_The task_. Scan the entries below and report only how many lines contain "than".

_Raw data_.
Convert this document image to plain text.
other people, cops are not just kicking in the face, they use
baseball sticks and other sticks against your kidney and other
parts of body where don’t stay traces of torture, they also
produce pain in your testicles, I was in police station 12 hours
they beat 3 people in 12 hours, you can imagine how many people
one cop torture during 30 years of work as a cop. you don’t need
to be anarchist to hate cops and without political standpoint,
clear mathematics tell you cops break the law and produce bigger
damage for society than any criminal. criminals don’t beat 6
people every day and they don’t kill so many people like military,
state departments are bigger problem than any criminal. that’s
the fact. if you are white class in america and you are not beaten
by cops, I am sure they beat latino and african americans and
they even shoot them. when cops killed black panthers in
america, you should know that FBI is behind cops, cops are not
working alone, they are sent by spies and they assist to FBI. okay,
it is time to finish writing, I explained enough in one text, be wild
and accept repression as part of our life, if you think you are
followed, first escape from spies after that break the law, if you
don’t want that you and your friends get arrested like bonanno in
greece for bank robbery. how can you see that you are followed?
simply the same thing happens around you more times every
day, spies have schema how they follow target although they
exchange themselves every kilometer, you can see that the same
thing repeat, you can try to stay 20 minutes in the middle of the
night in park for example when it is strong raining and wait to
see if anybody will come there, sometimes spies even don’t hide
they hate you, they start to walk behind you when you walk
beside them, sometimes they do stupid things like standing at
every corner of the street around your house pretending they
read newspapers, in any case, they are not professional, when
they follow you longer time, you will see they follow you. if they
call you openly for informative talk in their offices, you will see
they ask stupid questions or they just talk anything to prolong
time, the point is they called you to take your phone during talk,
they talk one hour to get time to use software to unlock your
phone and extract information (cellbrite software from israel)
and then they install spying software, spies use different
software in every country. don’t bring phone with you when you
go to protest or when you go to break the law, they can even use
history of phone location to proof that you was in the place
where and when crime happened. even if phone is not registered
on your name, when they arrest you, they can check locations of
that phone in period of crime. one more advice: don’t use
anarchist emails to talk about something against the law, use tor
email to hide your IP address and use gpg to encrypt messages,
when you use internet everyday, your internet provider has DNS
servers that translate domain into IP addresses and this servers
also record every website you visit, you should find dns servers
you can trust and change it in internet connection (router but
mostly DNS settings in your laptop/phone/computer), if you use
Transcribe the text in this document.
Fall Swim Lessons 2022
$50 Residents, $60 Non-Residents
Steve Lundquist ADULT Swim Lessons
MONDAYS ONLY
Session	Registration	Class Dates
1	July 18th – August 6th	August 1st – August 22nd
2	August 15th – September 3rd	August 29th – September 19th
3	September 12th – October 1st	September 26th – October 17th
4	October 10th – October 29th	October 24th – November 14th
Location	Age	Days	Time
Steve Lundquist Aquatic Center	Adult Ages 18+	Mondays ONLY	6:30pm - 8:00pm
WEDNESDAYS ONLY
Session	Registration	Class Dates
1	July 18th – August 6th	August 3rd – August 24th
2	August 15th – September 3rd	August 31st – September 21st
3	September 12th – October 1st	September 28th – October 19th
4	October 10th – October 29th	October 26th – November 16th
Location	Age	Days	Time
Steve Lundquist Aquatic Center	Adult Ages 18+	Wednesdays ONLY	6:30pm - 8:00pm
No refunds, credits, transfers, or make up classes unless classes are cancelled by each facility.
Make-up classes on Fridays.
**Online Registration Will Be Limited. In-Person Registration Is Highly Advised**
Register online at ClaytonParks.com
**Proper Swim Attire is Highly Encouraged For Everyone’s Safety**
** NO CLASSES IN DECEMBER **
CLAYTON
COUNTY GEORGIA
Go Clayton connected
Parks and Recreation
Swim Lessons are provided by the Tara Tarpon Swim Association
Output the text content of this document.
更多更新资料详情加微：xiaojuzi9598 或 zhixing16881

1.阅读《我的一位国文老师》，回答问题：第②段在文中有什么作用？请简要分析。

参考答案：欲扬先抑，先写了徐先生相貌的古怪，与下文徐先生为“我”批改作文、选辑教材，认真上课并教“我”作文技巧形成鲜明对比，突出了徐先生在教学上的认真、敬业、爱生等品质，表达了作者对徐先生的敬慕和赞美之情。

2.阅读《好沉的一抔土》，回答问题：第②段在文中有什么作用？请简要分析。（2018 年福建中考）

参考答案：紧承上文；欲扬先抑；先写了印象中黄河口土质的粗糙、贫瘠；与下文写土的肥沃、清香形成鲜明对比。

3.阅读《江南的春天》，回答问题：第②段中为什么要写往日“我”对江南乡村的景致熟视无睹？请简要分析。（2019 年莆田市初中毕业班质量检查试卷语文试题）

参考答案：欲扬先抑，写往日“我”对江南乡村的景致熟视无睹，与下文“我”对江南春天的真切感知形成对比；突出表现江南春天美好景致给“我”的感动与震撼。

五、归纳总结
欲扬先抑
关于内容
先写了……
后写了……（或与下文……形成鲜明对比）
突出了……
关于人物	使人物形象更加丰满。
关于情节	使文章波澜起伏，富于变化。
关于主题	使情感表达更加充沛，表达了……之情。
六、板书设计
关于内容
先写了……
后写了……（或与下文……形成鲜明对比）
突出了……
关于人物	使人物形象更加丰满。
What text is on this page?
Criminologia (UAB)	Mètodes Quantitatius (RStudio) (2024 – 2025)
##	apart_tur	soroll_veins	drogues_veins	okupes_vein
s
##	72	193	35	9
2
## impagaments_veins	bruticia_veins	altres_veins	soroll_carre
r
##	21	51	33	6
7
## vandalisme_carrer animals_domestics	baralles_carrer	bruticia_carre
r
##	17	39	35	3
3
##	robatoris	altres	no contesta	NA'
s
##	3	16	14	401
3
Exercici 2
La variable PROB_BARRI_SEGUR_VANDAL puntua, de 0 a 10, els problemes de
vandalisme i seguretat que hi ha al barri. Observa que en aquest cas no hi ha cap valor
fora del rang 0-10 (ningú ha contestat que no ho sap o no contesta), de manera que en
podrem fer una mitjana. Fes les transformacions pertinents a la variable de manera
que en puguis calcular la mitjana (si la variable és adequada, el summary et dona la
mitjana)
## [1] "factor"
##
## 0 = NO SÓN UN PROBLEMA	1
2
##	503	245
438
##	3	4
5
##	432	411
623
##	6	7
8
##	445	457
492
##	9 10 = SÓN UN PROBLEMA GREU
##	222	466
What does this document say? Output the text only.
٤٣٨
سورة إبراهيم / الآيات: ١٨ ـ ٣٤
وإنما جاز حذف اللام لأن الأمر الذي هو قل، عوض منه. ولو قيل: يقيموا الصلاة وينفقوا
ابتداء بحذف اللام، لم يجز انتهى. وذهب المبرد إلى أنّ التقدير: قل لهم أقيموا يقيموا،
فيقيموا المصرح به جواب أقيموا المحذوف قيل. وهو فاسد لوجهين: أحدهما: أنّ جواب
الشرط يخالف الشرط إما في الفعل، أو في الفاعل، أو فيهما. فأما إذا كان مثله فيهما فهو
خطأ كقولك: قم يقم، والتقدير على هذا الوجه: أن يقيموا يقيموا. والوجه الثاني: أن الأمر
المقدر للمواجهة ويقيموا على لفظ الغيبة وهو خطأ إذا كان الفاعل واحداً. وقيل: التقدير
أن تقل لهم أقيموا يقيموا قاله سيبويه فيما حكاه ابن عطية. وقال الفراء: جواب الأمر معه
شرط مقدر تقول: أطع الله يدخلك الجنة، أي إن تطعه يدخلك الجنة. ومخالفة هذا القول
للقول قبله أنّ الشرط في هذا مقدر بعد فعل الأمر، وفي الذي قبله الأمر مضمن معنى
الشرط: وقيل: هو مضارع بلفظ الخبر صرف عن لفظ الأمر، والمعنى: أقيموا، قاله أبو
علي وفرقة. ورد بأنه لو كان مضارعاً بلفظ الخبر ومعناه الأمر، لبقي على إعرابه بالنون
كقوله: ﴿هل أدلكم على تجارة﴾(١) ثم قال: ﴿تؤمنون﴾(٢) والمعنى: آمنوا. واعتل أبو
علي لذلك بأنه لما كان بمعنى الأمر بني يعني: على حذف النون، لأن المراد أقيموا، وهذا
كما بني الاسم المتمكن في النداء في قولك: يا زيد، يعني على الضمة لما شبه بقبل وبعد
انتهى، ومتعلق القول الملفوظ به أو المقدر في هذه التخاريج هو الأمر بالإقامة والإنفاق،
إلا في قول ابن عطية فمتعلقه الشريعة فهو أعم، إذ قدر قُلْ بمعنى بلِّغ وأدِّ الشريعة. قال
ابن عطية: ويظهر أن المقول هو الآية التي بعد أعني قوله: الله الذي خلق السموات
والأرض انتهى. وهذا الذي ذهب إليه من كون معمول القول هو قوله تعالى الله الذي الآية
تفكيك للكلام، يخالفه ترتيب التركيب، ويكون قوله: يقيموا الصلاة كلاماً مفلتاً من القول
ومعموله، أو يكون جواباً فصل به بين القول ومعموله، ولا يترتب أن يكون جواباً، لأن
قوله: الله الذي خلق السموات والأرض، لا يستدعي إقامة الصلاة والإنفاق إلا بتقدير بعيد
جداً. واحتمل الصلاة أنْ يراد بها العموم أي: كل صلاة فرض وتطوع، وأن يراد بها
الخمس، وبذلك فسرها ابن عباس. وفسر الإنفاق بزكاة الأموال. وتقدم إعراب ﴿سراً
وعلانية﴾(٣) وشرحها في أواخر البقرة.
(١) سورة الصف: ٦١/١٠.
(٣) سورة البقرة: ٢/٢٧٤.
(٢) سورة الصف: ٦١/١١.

_Exercise response_. 2